-- Start MATERIALS PROVIDED --
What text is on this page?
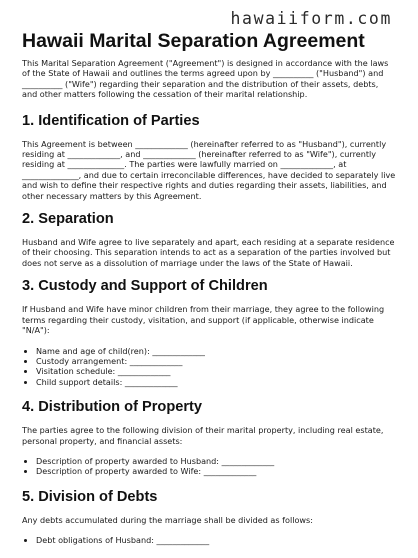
hawaiiform.com
Hawaii Marital Separation Agreement

This Marital Separation Agreement ("Agreement") is designed in accordance with the laws of the State of Hawaii and outlines the terms agreed upon by __________ ("Husband") and __________ ("Wife") regarding their separation and the distribution of their assets, debts, and other matters following the cessation of their marital relationship.

1. Identification of Parties

This Agreement is between _____________ (hereinafter referred to as "Husband"), currently residing at _____________, and _____________ (hereinafter referred to as "Wife"), currently residing at ______________. The parties were lawfully married on _____________, at ______________, and due to certain irreconcilable differences, have decided to separately live and wish to define their respective rights and duties regarding their assets, liabilities, and other necessary matters by this Agreement.

2. Separation

Husband and Wife agree to live separately and apart, each residing at a separate residence of their choosing. This separation intends to act as a separation of the parties involved but does not serve as a dissolution of marriage under the laws of the State of Hawaii.

3. Custody and Support of Children

If Husband and Wife have minor children from their marriage, they agree to the following terms regarding their custody, visitation, and support (if applicable, otherwise indicate "N/A"):

• Name and age of child(ren): _____________
• Custody arrangement: _____________
• Visitation schedule: _____________
• Child support details: _____________
4. Distribution of Property

The parties agree to the following division of their marital property, including real estate, personal property, and financial assets:

• Description of property awarded to Husband: _____________
• Description of property awarded to Wife: _____________
5. Division of Debts

Any debts accumulated during the marriage shall be divided as follows:

• Debt obligations of Husband: _____________
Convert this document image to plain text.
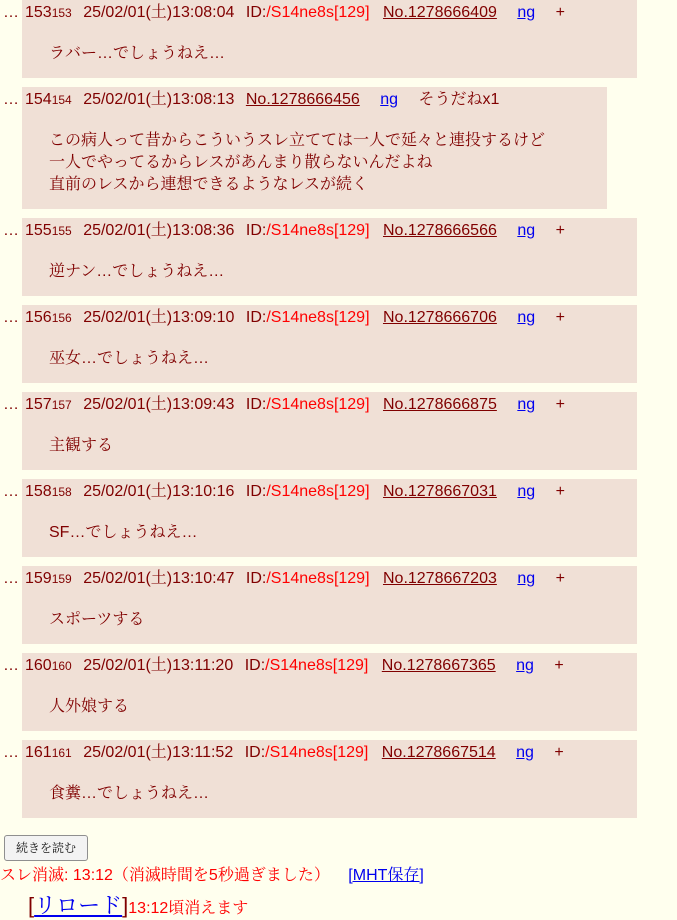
… 153153 25/02/01(土)13:08:04 ID:/S14ne8s[129] No.1278666409 ng +
ラバー…でしょうねえ…
… 154154 25/02/01(土)13:08:13 No.1278666456 ng そうだねx1
この病人って昔からこういうスレ立てては一人で延々と連投するけど
一人でやってるからレスがあんまり散らないんだよね
直前のレスから連想できるようなレスが続く
… 155155 25/02/01(土)13:08:36 ID:/S14ne8s[129] No.1278666566 ng +
逆ナン…でしょうねえ…
… 156156 25/02/01(土)13:09:10 ID:/S14ne8s[129] No.1278666706 ng +
巫女…でしょうねえ…
… 157157 25/02/01(土)13:09:43 ID:/S14ne8s[129] No.1278666875 ng +
主観する
… 158158 25/02/01(土)13:10:16 ID:/S14ne8s[129] No.1278667031 ng +
SF…でしょうねえ…
… 159159 25/02/01(土)13:10:47 ID:/S14ne8s[129] No.1278667203 ng +
スポーツする
… 160160 25/02/01(土)13:11:20 ID:/S14ne8s[129] No.1278667365 ng +
人外娘する
… 161161 25/02/01(土)13:11:52 ID:/S14ne8s[129] No.1278667514 ng +
食糞…でしょうねえ…
続きを読む
スレ消滅: 13:12（消滅時間を5秒過ぎました） [MHT保存]
[リロード]13:12頃消えます
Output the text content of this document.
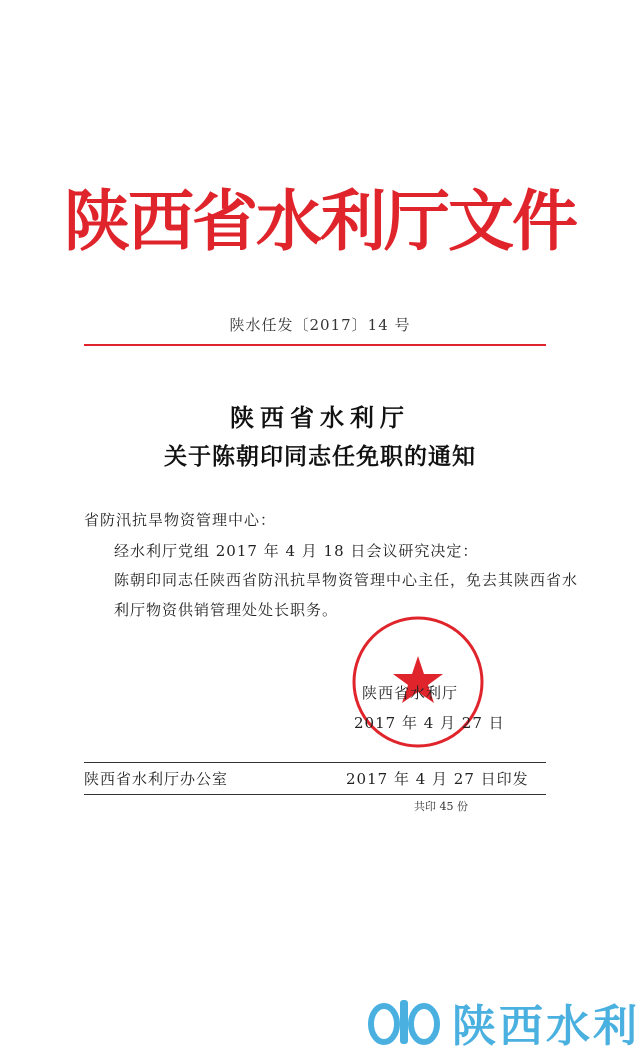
陕西省水利厅文件
陕水任发〔2017〕14 号
陕西省水利厅
关于陈朝印同志任免职的通知
省防汛抗旱物资管理中心：
经水利厅党组 2017 年 4 月 18 日会议研究决定：
陈朝印同志任陕西省防汛抗旱物资管理中心主任，免去其陕西省水利厅物资供销管理处处长职务。
陕西省水利厅
2017 年 4 月 27 日
陕西省水利厅办公室	2017 年 4 月 27 日印发
共印 45 份
陕西水利
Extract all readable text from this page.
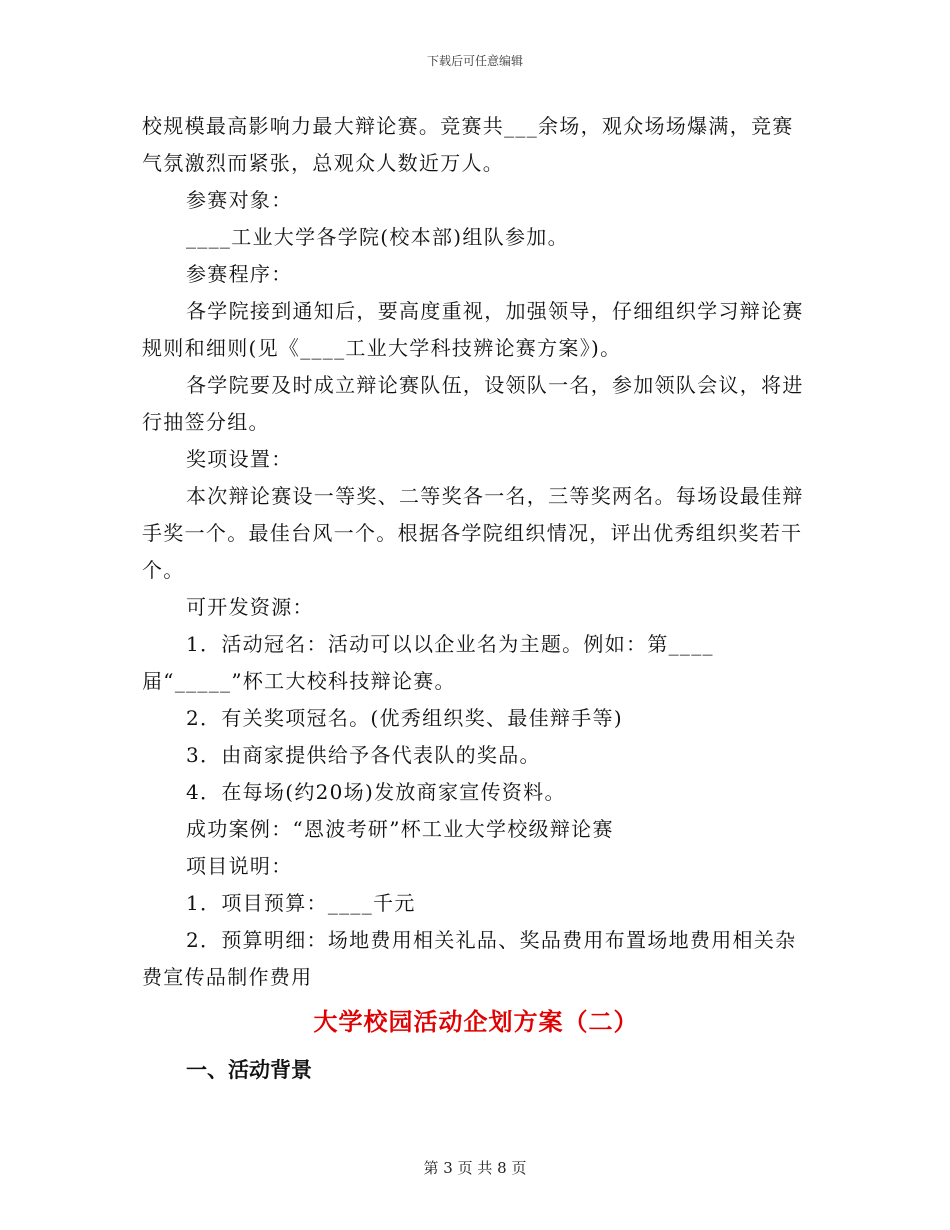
下载后可任意编辑

校规模最高影响力最大辩论赛。竞赛共___余场，观众场场爆满，竞赛气氛激烈而紧张，总观众人数近万人。

参赛对象：

____工业大学各学院(校本部)组队参加。

参赛程序：

各学院接到通知后，要高度重视，加强领导，仔细组织学习辩论赛规则和细则(见《____工业大学科技辨论赛方案》)。

各学院要及时成立辩论赛队伍，设领队一名，参加领队会议，将进行抽签分组。

奖项设置：

本次辩论赛设一等奖、二等奖各一名，三等奖两名。每场设最佳辩手奖一个。最佳台风一个。根据各学院组织情况，评出优秀组织奖若干个。

可开发资源：

1．活动冠名：活动可以以企业名为主题。例如：第____届“_____”杯工大校科技辩论赛。

2．有关奖项冠名。(优秀组织奖、最佳辩手等)

3．由商家提供给予各代表队的奖品。

4．在每场(约20场)发放商家宣传资料。

成功案例：“恩波考研”杯工业大学校级辩论赛

项目说明：

1．项目预算：____千元

2．预算明细：场地费用相关礼品、奖品费用布置场地费用相关杂费宣传品制作费用

大学校园活动企划方案（二）
一、活动背景
第 3 页 共 8 页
-- End MATERIALS PROVIDED --
| YOUR GOAL |
Only a number is wanted: how many lines of the material include the word "Description".

| SOLUTION BELOW |
2